__Box coordinate listings__:
** START **
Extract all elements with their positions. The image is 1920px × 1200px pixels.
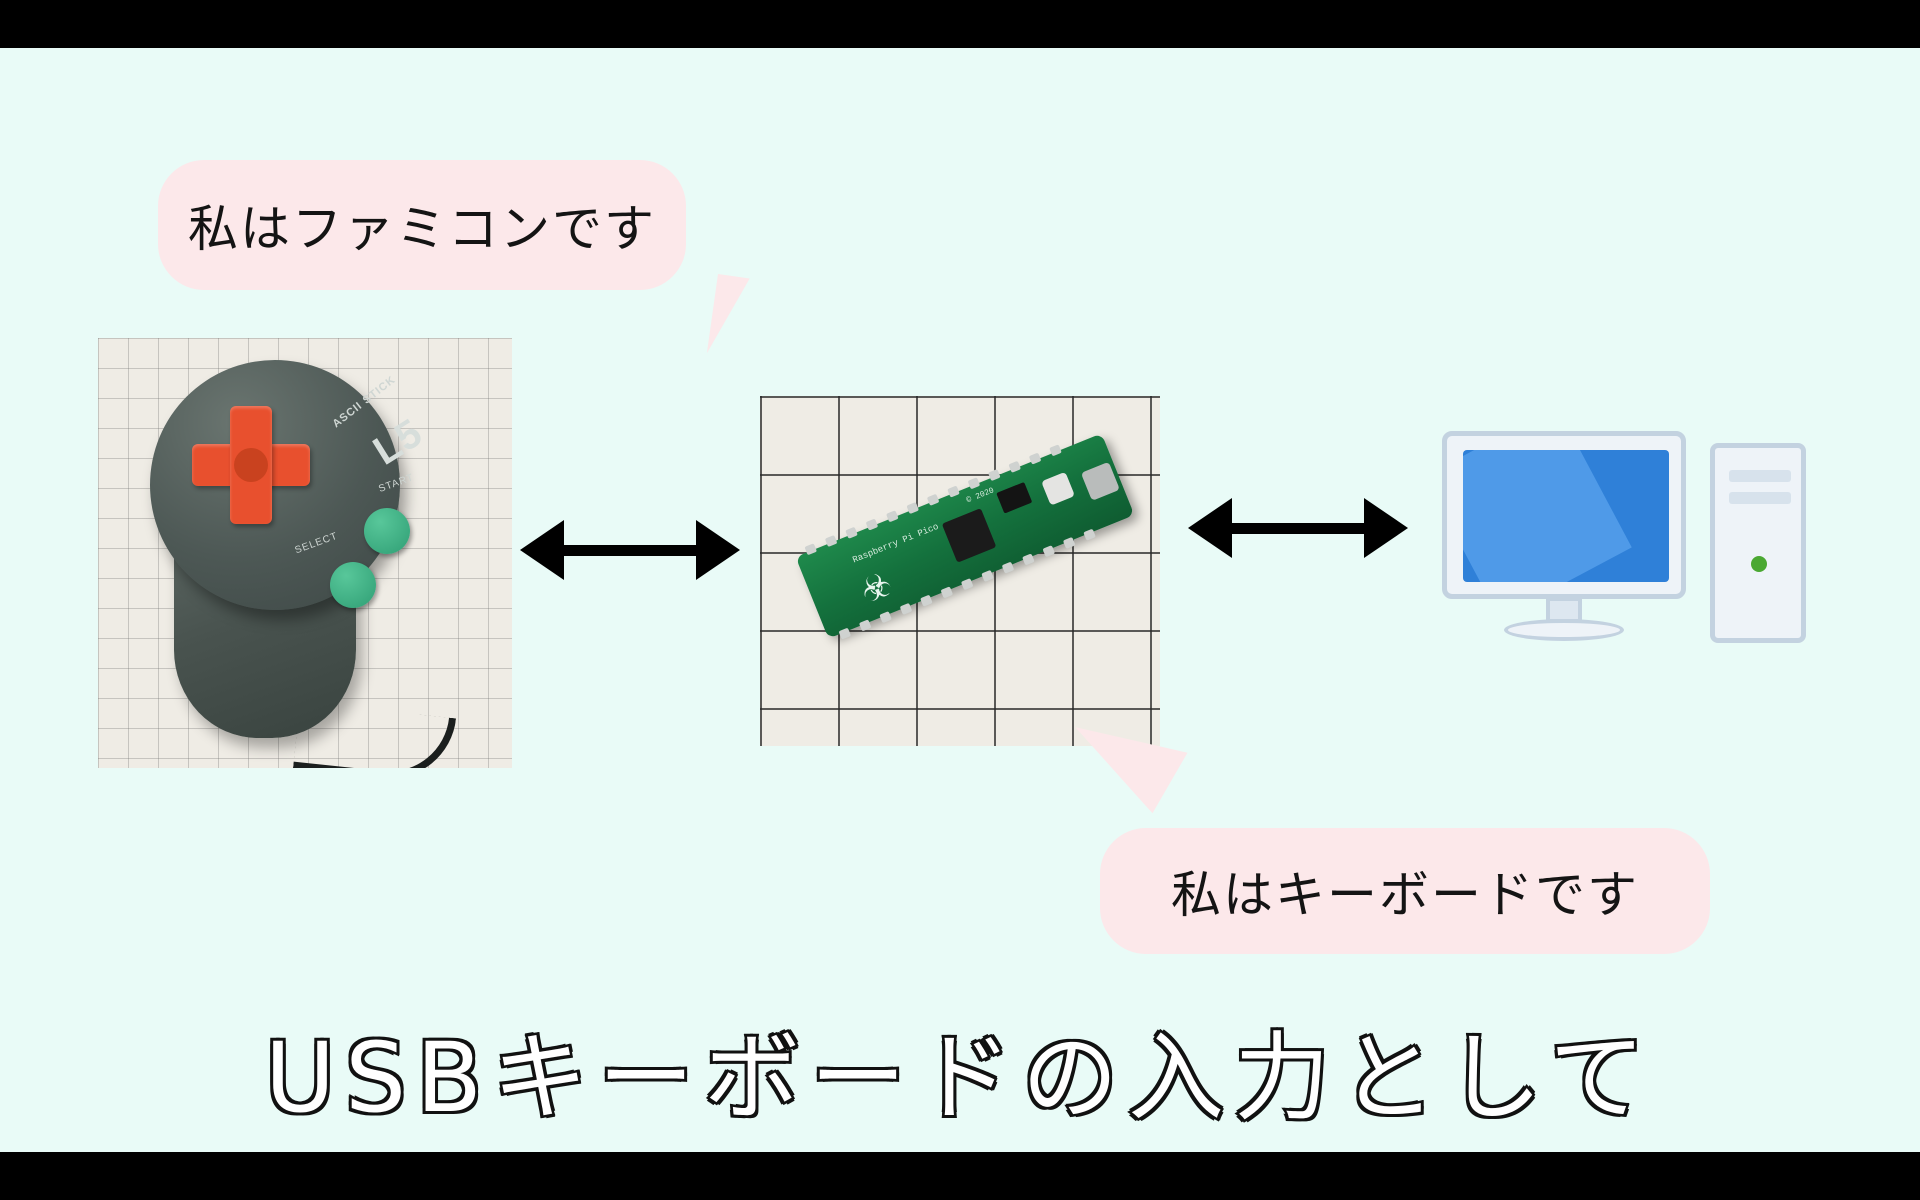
arrow-controller-to-pico [520, 518, 740, 582]
arrow-head-right-icon [696, 520, 740, 580]
speech-bubble-keyboard: 私はキーボードです [1100, 828, 1710, 954]
famicom-controller-photo: ASCII STICK L5 START SELECT [98, 338, 512, 768]
pico-bootsel-button [1041, 472, 1075, 506]
arrow-head-left-icon [520, 520, 564, 580]
monitor-screen [1463, 450, 1669, 582]
pico-rp2040-chip [942, 508, 997, 563]
pc-tower [1710, 443, 1806, 643]
pico-flash-chip [996, 482, 1032, 514]
speech-bubble-tail-famicom [707, 274, 750, 358]
pico-silkscreen-year: © 2020 [965, 486, 995, 505]
tower-power-led-icon [1751, 556, 1767, 572]
monitor-glare [1463, 450, 1632, 582]
speech-bubble-famicom: 私はファミコンです [158, 160, 686, 290]
speech-bubble-keyboard-text: 私はキーボードです [1171, 855, 1639, 927]
arrow-shaft [564, 545, 696, 556]
arrow-pico-to-pc [1188, 496, 1408, 560]
arrow-head-left-icon [1188, 498, 1232, 558]
caption: USBキーボードの入力として [0, 1000, 1920, 1139]
pc-illustration [1442, 431, 1822, 671]
speech-bubble-famicom-text: 私はファミコンです [188, 189, 656, 261]
pico-silkscreen-name: Raspberry Pi Pico [851, 522, 940, 566]
slide-content-area: 私はファミコンです ASCII STICK L5 START SELECT [0, 48, 1920, 1152]
controller-start-button [364, 508, 410, 554]
tower-drive-slot [1729, 492, 1791, 504]
monitor-frame [1442, 431, 1686, 599]
raspberry-pi-pico-photo: ☣ Raspberry Pi Pico © 2020 [760, 396, 1160, 746]
arrow-shaft [1232, 523, 1364, 534]
raspberry-logo-icon: ☣ [855, 562, 904, 611]
pico-usb-port [1081, 462, 1120, 501]
slide-root: 私はファミコンです ASCII STICK L5 START SELECT [0, 0, 1920, 1200]
monitor-base [1504, 619, 1624, 641]
dpad-center [234, 448, 268, 482]
controller-select-button [330, 562, 376, 608]
arrow-head-right-icon [1364, 498, 1408, 558]
caption-text: USBキーボードの入力として [265, 1022, 1655, 1134]
tower-drive-slot [1729, 470, 1791, 482]
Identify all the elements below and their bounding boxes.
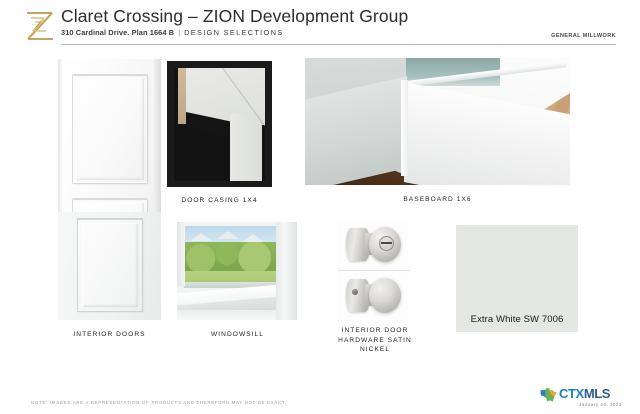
subtitle-separator: | — [174, 28, 184, 37]
subtitle-row: 310 Cardinal Drive. Plan 1664 B|DESIGN S… — [61, 28, 283, 37]
category-label: GENERAL MILLWORK — [551, 33, 616, 39]
ctxmls-brand-ctx: CTX — [559, 386, 584, 401]
casing-vertical-jamb — [230, 114, 262, 181]
page-title: Claret Crossing – ZION Development Group — [61, 6, 408, 27]
door-upper-panel — [73, 75, 147, 183]
doorknob-keyed-cell — [338, 220, 410, 271]
footer-date: January 20, 2023 — [579, 402, 622, 407]
label-door-casing: DOOR CASING 1X4 — [152, 196, 287, 206]
casing-photo-inner — [174, 68, 265, 181]
white-baseboard-wood-floor-photo — [305, 58, 570, 185]
window-right-jamb — [276, 222, 297, 320]
label-windowsill: WINDOWSILL — [180, 330, 295, 340]
texas-state-outline-icon — [539, 387, 558, 403]
ctxmls-wordmark: CTXMLS — [559, 386, 610, 401]
door-detail-panel — [78, 219, 142, 311]
doorknob-release-pin — [352, 289, 358, 295]
baseboard-outside-corner — [401, 80, 408, 176]
rooftop-shape — [190, 233, 212, 241]
label-door-hardware: INTERIOR DOOR HARDWARE SATIN NICKEL — [325, 326, 425, 355]
ctxmls-logo: CTXMLS January 20, 2023 — [539, 386, 623, 410]
page-header: Claret Crossing – ZION Development Group… — [0, 0, 640, 50]
black-door-casing-photo — [167, 61, 272, 187]
rooftop-shape — [217, 231, 239, 239]
windowsill-under-shadow — [177, 310, 285, 320]
paint-swatch-extra-white: Extra White SW 7006 — [456, 225, 578, 332]
ctxmls-brand-mls: MLS — [584, 386, 610, 401]
paint-swatch-caption: Extra White SW 7006 — [456, 314, 578, 325]
label-interior-doors: INTERIOR DOORS — [44, 330, 175, 340]
window-view-hedge — [184, 242, 277, 272]
footer-disclaimer: NOTE: IMAGES ARE A REPRESENTATION OF PRO… — [31, 400, 287, 405]
satin-nickel-doorknob-photo — [338, 220, 410, 321]
label-baseboard: BASEBOARD 1X6 — [370, 195, 505, 205]
doorknob-passage-cell — [338, 271, 410, 321]
project-address: 310 Cardinal Drive. Plan 1664 B — [61, 28, 174, 37]
rooftop-shape — [242, 234, 264, 242]
window-left-jamb — [177, 222, 185, 286]
header-divider — [61, 44, 616, 45]
windowsill-exterior-view-photo — [177, 222, 297, 320]
doorknob-keyhole-icon — [379, 236, 394, 251]
zion-z-logo-icon — [24, 9, 56, 43]
doorknob-ball — [369, 278, 401, 313]
door-lower-panel-photo — [58, 212, 161, 320]
section-label: DESIGN SELECTIONS — [184, 28, 283, 37]
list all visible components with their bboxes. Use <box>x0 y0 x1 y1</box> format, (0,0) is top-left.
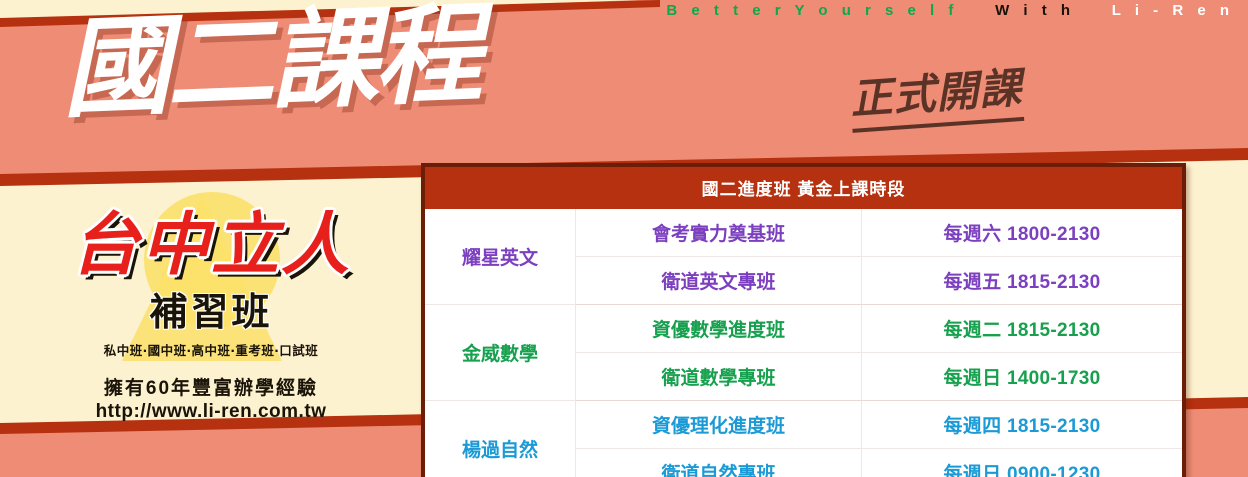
time-cell: 每週二 1815-2130 <box>862 305 1183 353</box>
time-cell: 每週四 1815-2130 <box>862 401 1183 449</box>
subject-cell: 耀星英文 <box>425 209 576 305</box>
promo-banner: B e t t e r Y o u r s e l f W i t h L i … <box>0 0 1248 477</box>
logo-departments: 私中班‧國中班‧高中班‧重考班‧口試班 <box>18 340 404 359</box>
table-row: 耀星英文會考實力奠基班每週六 1800-2130 <box>425 209 1182 257</box>
subject-cell: 金威數學 <box>425 305 576 401</box>
course-cell: 會考實力奠基班 <box>576 209 862 257</box>
course-cell: 資優理化進度班 <box>576 401 862 449</box>
page-subtitle: 正式開課 <box>848 54 1024 133</box>
course-cell: 衛道自然專班 <box>576 449 862 477</box>
logo-school-type: 補習班 <box>18 281 404 336</box>
logo-school-name: 台中立人 <box>18 212 404 279</box>
subject-cell: 楊過自然 <box>425 401 576 477</box>
schedule-panel: 國二進度班 黃金上課時段 耀星英文會考實力奠基班每週六 1800-2130衛道英… <box>421 163 1186 477</box>
tagline: B e t t e r Y o u r s e l f W i t h L i … <box>666 2 1234 19</box>
logo-experience: 擁有60年豐富辦學經驗 <box>18 373 404 400</box>
table-row: 金威數學資優數學進度班每週二 1815-2130 <box>425 305 1182 353</box>
course-cell: 衛道英文專班 <box>576 257 862 305</box>
time-cell: 每週日 1400-1730 <box>862 353 1183 401</box>
time-cell: 每週六 1800-2130 <box>862 209 1183 257</box>
table-row: 楊過自然資優理化進度班每週四 1815-2130 <box>425 401 1182 449</box>
tagline-part-li-ren: L i - R e n <box>1112 2 1234 19</box>
page-title: 國二課程 <box>60 0 480 124</box>
schedule-table: 耀星英文會考實力奠基班每週六 1800-2130衛道英文專班每週五 1815-2… <box>425 209 1182 477</box>
course-cell: 衛道數學專班 <box>576 353 862 401</box>
logo-website-url[interactable]: http://www.li-ren.com.tw <box>18 401 404 423</box>
tagline-part-better-yourself: B e t t e r Y o u r s e l f <box>666 2 958 19</box>
logo: 台中立人 補習班 私中班‧國中班‧高中班‧重考班‧口試班 擁有60年豐富辦學經驗… <box>18 196 404 426</box>
course-cell: 資優數學進度班 <box>576 305 862 353</box>
tagline-part-with: W i t h <box>995 2 1075 19</box>
schedule-header-title: 國二進度班 黃金上課時段 <box>425 167 1182 209</box>
time-cell: 每週五 1815-2130 <box>862 257 1183 305</box>
time-cell: 每週日 0900-1230 <box>862 449 1183 477</box>
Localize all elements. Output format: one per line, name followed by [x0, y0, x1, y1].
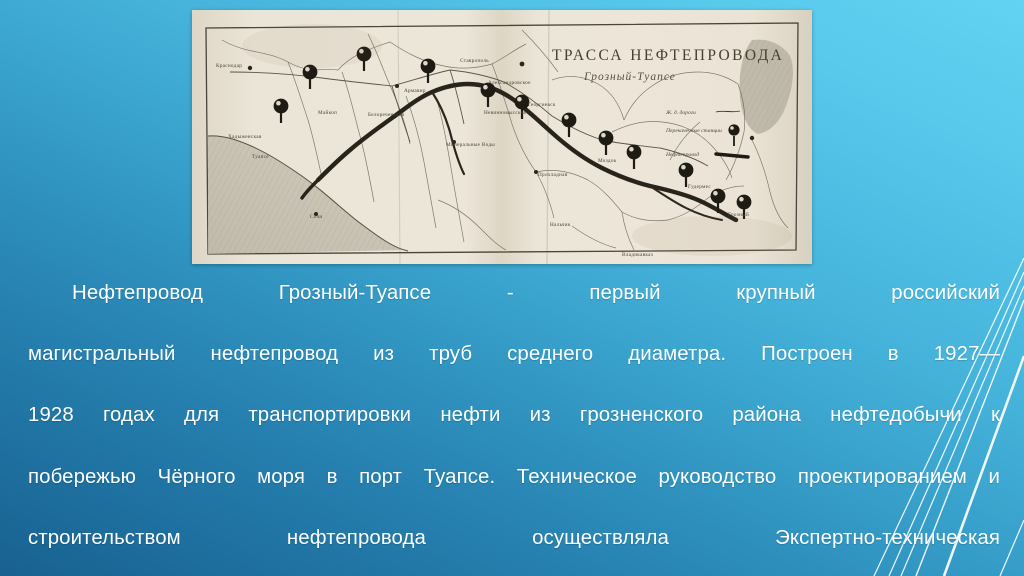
- svg-text:Туапсе: Туапсе: [252, 154, 269, 160]
- svg-text:Александровское: Александровское: [488, 80, 531, 86]
- svg-text:Прохладная: Прохладная: [538, 172, 568, 178]
- svg-text:Владикавказ: Владикавказ: [622, 252, 653, 258]
- svg-text:Моздок: Моздок: [598, 158, 617, 164]
- legend-label-station: Перекачечные станции: [665, 128, 722, 134]
- paragraph: Нефтепровод Грозный-Туапсе - первый круп…: [28, 278, 1000, 576]
- map-title: ТРАССА НЕФТЕПРОВОДА: [552, 47, 784, 64]
- svg-text:Георгиевск: Георгиевск: [528, 102, 556, 108]
- text-line: строительством нефтепровода осуществляла…: [28, 523, 1000, 576]
- text-line: 1928 годах для транспортировки нефти из …: [28, 400, 1000, 461]
- svg-text:Гудермес: Гудермес: [688, 184, 711, 190]
- legend-label-railway: Ж. д. дороги: [665, 109, 696, 116]
- slide-body-text: Нефтепровод Грозный-Туапсе - первый круп…: [28, 278, 1000, 576]
- svg-text:Невинномысская: Невинномысская: [484, 110, 526, 116]
- svg-text:Ставрополь: Ставрополь: [460, 58, 489, 64]
- svg-text:Минеральные Воды: Минеральные Воды: [446, 142, 495, 148]
- text-line: магистральный нефтепровод из труб средне…: [28, 339, 1000, 400]
- svg-text:Краснодар: Краснодар: [216, 63, 242, 69]
- map-subtitle: Грозный-Туапсе: [583, 70, 676, 83]
- svg-text:Сочи: Сочи: [310, 214, 323, 220]
- legend-symbol-railway: [716, 111, 740, 112]
- pipeline-route-map: Краснодар Майкоп Белореченская Армавир С…: [192, 10, 812, 264]
- text-line: Нефтепровод Грозный-Туапсе - первый круп…: [28, 278, 1000, 339]
- legend-label-pipeline: Нефтепровод: [665, 151, 699, 158]
- text-line: побережью Чёрного моря в порт Туапсе. Те…: [28, 462, 1000, 523]
- presentation-slide: Краснодар Майкоп Белореченская Армавир С…: [0, 0, 1024, 576]
- svg-text:Белореченская: Белореченская: [368, 112, 405, 118]
- map-illustration: Краснодар Майкоп Белореченская Армавир С…: [192, 10, 812, 264]
- svg-text:Нальчик: Нальчик: [550, 222, 571, 228]
- svg-text:Майкоп: Майкоп: [318, 109, 337, 116]
- svg-text:Хадыженская: Хадыженская: [228, 134, 262, 140]
- svg-text:Армавир: Армавир: [404, 88, 426, 94]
** END **
__Required work__:
Copy the lines from the one containing "subtitle-separator: | — [174, 28, 184, 37]" through the one containing "ctxmls-brand-ctx: CTX — [559, 386, 584, 401]", keeping every character unchanged.

__Solution for this exercise__:
subtitle-separator: | — [174, 28, 184, 37]
subtitle-row: 310 Cardinal Drive. Plan 1664 B|DESIGN S… — [61, 28, 283, 37]
category-label: GENERAL MILLWORK — [551, 33, 616, 39]
ctxmls-brand-ctx: CTX — [559, 386, 584, 401]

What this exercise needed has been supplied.